| DATASET RECORDS |
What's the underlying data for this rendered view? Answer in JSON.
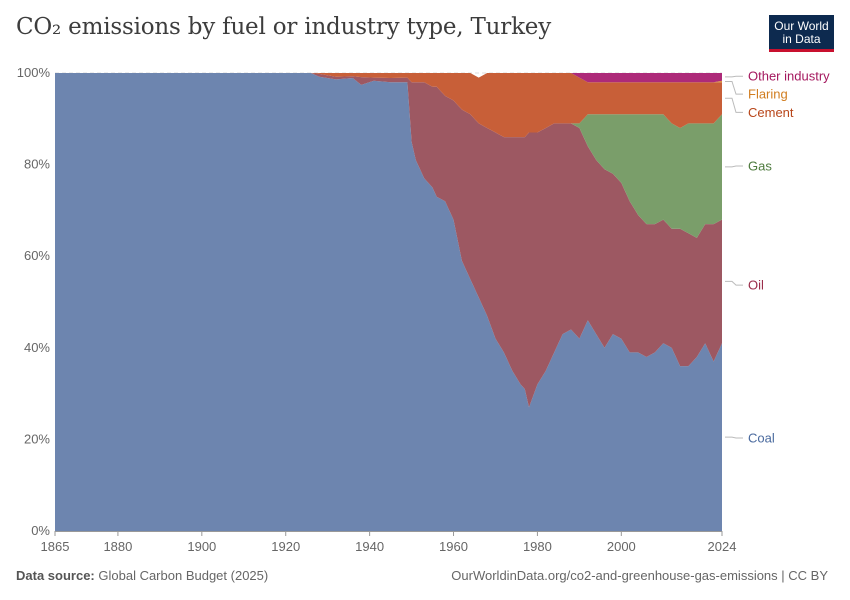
{
  "title": "CO₂ emissions by fuel or industry type, Turkey",
  "logo": {
    "line1": "Our World",
    "line2": "in Data"
  },
  "footer": {
    "source_label": "Data source:",
    "source": "Global Carbon Budget (2025)",
    "url": "OurWorldinData.org/co2-and-greenhouse-gas-emissions | CC BY"
  },
  "chart_data": {
    "type": "area",
    "stacked": true,
    "percent": true,
    "x_ticks": [
      "1865",
      "1880",
      "1900",
      "1920",
      "1940",
      "1960",
      "1980",
      "2000",
      "2024"
    ],
    "y_ticks": [
      "0%",
      "20%",
      "40%",
      "60%",
      "80%",
      "100%"
    ],
    "ylim": [
      0,
      100
    ],
    "xlim": [
      1865,
      2024
    ],
    "grid": "horizontal",
    "legend_position": "right",
    "x": [
      1865,
      1926,
      1928,
      1932,
      1936,
      1938,
      1941,
      1945,
      1949,
      1950,
      1951,
      1953,
      1955,
      1956,
      1958,
      1960,
      1962,
      1964,
      1966,
      1968,
      1970,
      1972,
      1974,
      1976,
      1977,
      1978,
      1980,
      1982,
      1984,
      1986,
      1988,
      1990,
      1992,
      1994,
      1996,
      1998,
      2000,
      2002,
      2004,
      2006,
      2008,
      2010,
      2012,
      2014,
      2016,
      2018,
      2020,
      2022,
      2024
    ],
    "series": [
      {
        "name": "Coal",
        "color": "#6d85af",
        "values": [
          100,
          100,
          99.2,
          98.6,
          98.9,
          97.4,
          98.3,
          98,
          98,
          85,
          81,
          77,
          75,
          73,
          72,
          68,
          59,
          55,
          51,
          47,
          42,
          39,
          35,
          32,
          31,
          27,
          32,
          35,
          39,
          43,
          44,
          42,
          46,
          43,
          40,
          43,
          42,
          39,
          39,
          38,
          39,
          41,
          40,
          36,
          36,
          38,
          41,
          37,
          41
        ]
      },
      {
        "name": "Oil",
        "color": "#9d5862",
        "values": [
          0,
          0,
          0.6,
          0.6,
          0.4,
          1.7,
          0.7,
          0.9,
          1,
          13,
          17,
          21,
          22,
          24,
          23,
          26,
          33,
          36,
          38,
          41,
          45,
          47,
          51,
          54,
          55,
          60,
          55,
          53,
          50,
          46,
          45,
          46,
          38,
          38,
          39,
          35,
          34,
          33,
          30,
          29,
          28,
          27,
          26,
          30,
          29,
          26,
          26,
          30,
          27
        ]
      },
      {
        "name": "Gas",
        "color": "#7a9e6a",
        "values": [
          0,
          0,
          0,
          0,
          0,
          0,
          0,
          0,
          0,
          0,
          0,
          0,
          0,
          0,
          0,
          0,
          0,
          0,
          0,
          0,
          0,
          0,
          0,
          0,
          0,
          0,
          0,
          0,
          0,
          0,
          0,
          1,
          7,
          10,
          12,
          13,
          15,
          19,
          22,
          24,
          24,
          23,
          23,
          22,
          24,
          25,
          22,
          22,
          23
        ]
      },
      {
        "name": "Cement",
        "color": "#c85f38",
        "values": [
          0,
          0,
          0.2,
          0.8,
          0.7,
          0.9,
          1,
          1.1,
          1,
          2,
          2,
          2,
          3,
          3,
          5,
          6,
          8,
          9,
          10,
          12,
          13,
          14,
          14,
          14,
          14,
          13,
          13,
          12,
          11,
          11,
          11,
          10,
          7,
          7,
          7,
          7,
          7,
          7,
          7,
          7,
          7,
          7,
          9,
          10,
          9,
          9,
          9,
          9,
          7
        ]
      },
      {
        "name": "Flaring",
        "color": "#e0973e",
        "values": [
          0,
          0,
          0,
          0,
          0,
          0,
          0,
          0,
          0,
          0,
          0,
          0,
          0,
          0,
          0,
          0,
          0,
          0,
          0,
          0,
          0,
          0,
          0,
          0,
          0,
          0,
          0,
          0,
          0,
          0,
          0,
          0,
          0,
          0,
          0,
          0,
          0,
          0,
          0,
          0,
          0,
          0,
          0,
          0,
          0,
          0,
          0,
          0,
          0.3
        ]
      },
      {
        "name": "Other industry",
        "color": "#ad2a79",
        "values": [
          0,
          0,
          0,
          0,
          0,
          0,
          0,
          0,
          0,
          0,
          0,
          0,
          0,
          0,
          0,
          0,
          0,
          0,
          0,
          0,
          0,
          0,
          0,
          0,
          0,
          0,
          0,
          0,
          0,
          0,
          0,
          1,
          2,
          2,
          2,
          2,
          2,
          2,
          2,
          2,
          2,
          2,
          2,
          2,
          2,
          2,
          2,
          2,
          1.7
        ]
      }
    ],
    "legend": [
      {
        "label": "Other industry",
        "color": "#a4185e",
        "value": 99.3
      },
      {
        "label": "Flaring",
        "color": "#d17d1f",
        "value": 95.4
      },
      {
        "label": "Cement",
        "color": "#b8461a",
        "value": 91.4
      },
      {
        "label": "Gas",
        "color": "#4d7a3d",
        "value": 79.7
      },
      {
        "label": "Oil",
        "color": "#9a2d4a",
        "value": 53.7
      },
      {
        "label": "Coal",
        "color": "#4a6a9e",
        "value": 20.3
      }
    ]
  }
}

| TASK OBJECTIVE |
Extract the entries in full, exactly as they are, minus the pictures.

| FINAL RESULT |
What's the underlying data for this rendered view? Answer in JSON.
{
  "title": "CO₂ emissions by fuel or industry type, Turkey",
  "logo": {
    "line1": "Our World",
    "line2": "in Data"
  },
  "footer": {
    "source_label": "Data source:",
    "source": "Global Carbon Budget (2025)",
    "url": "OurWorldinData.org/co2-and-greenhouse-gas-emissions | CC BY"
  },
  "chart_data": {
    "type": "area",
    "stacked": true,
    "percent": true,
    "x_ticks": [
      "1865",
      "1880",
      "1900",
      "1920",
      "1940",
      "1960",
      "1980",
      "2000",
      "2024"
    ],
    "y_ticks": [
      "0%",
      "20%",
      "40%",
      "60%",
      "80%",
      "100%"
    ],
    "ylim": [
      0,
      100
    ],
    "xlim": [
      1865,
      2024
    ],
    "grid": "horizontal",
    "legend_position": "right",
    "x": [
      1865,
      1926,
      1928,
      1932,
      1936,
      1938,
      1941,
      1945,
      1949,
      1950,
      1951,
      1953,
      1955,
      1956,
      1958,
      1960,
      1962,
      1964,
      1966,
      1968,
      1970,
      1972,
      1974,
      1976,
      1977,
      1978,
      1980,
      1982,
      1984,
      1986,
      1988,
      1990,
      1992,
      1994,
      1996,
      1998,
      2000,
      2002,
      2004,
      2006,
      2008,
      2010,
      2012,
      2014,
      2016,
      2018,
      2020,
      2022,
      2024
    ],
    "series": [
      {
        "name": "Coal",
        "color": "#6d85af",
        "values": [
          100,
          100,
          99.2,
          98.6,
          98.9,
          97.4,
          98.3,
          98,
          98,
          85,
          81,
          77,
          75,
          73,
          72,
          68,
          59,
          55,
          51,
          47,
          42,
          39,
          35,
          32,
          31,
          27,
          32,
          35,
          39,
          43,
          44,
          42,
          46,
          43,
          40,
          43,
          42,
          39,
          39,
          38,
          39,
          41,
          40,
          36,
          36,
          38,
          41,
          37,
          41
        ]
      },
      {
        "name": "Oil",
        "color": "#9d5862",
        "values": [
          0,
          0,
          0.6,
          0.6,
          0.4,
          1.7,
          0.7,
          0.9,
          1,
          13,
          17,
          21,
          22,
          24,
          23,
          26,
          33,
          36,
          38,
          41,
          45,
          47,
          51,
          54,
          55,
          60,
          55,
          53,
          50,
          46,
          45,
          46,
          38,
          38,
          39,
          35,
          34,
          33,
          30,
          29,
          28,
          27,
          26,
          30,
          29,
          26,
          26,
          30,
          27
        ]
      },
      {
        "name": "Gas",
        "color": "#7a9e6a",
        "values": [
          0,
          0,
          0,
          0,
          0,
          0,
          0,
          0,
          0,
          0,
          0,
          0,
          0,
          0,
          0,
          0,
          0,
          0,
          0,
          0,
          0,
          0,
          0,
          0,
          0,
          0,
          0,
          0,
          0,
          0,
          0,
          1,
          7,
          10,
          12,
          13,
          15,
          19,
          22,
          24,
          24,
          23,
          23,
          22,
          24,
          25,
          22,
          22,
          23
        ]
      },
      {
        "name": "Cement",
        "color": "#c85f38",
        "values": [
          0,
          0,
          0.2,
          0.8,
          0.7,
          0.9,
          1,
          1.1,
          1,
          2,
          2,
          2,
          3,
          3,
          5,
          6,
          8,
          9,
          10,
          12,
          13,
          14,
          14,
          14,
          14,
          13,
          13,
          12,
          11,
          11,
          11,
          10,
          7,
          7,
          7,
          7,
          7,
          7,
          7,
          7,
          7,
          7,
          9,
          10,
          9,
          9,
          9,
          9,
          7
        ]
      },
      {
        "name": "Flaring",
        "color": "#e0973e",
        "values": [
          0,
          0,
          0,
          0,
          0,
          0,
          0,
          0,
          0,
          0,
          0,
          0,
          0,
          0,
          0,
          0,
          0,
          0,
          0,
          0,
          0,
          0,
          0,
          0,
          0,
          0,
          0,
          0,
          0,
          0,
          0,
          0,
          0,
          0,
          0,
          0,
          0,
          0,
          0,
          0,
          0,
          0,
          0,
          0,
          0,
          0,
          0,
          0,
          0.3
        ]
      },
      {
        "name": "Other industry",
        "color": "#ad2a79",
        "values": [
          0,
          0,
          0,
          0,
          0,
          0,
          0,
          0,
          0,
          0,
          0,
          0,
          0,
          0,
          0,
          0,
          0,
          0,
          0,
          0,
          0,
          0,
          0,
          0,
          0,
          0,
          0,
          0,
          0,
          0,
          0,
          1,
          2,
          2,
          2,
          2,
          2,
          2,
          2,
          2,
          2,
          2,
          2,
          2,
          2,
          2,
          2,
          2,
          1.7
        ]
      }
    ],
    "legend": [
      {
        "label": "Other industry",
        "color": "#a4185e",
        "value": 99.3
      },
      {
        "label": "Flaring",
        "color": "#d17d1f",
        "value": 95.4
      },
      {
        "label": "Cement",
        "color": "#b8461a",
        "value": 91.4
      },
      {
        "label": "Gas",
        "color": "#4d7a3d",
        "value": 79.7
      },
      {
        "label": "Oil",
        "color": "#9a2d4a",
        "value": 53.7
      },
      {
        "label": "Coal",
        "color": "#4a6a9e",
        "value": 20.3
      }
    ]
  }
}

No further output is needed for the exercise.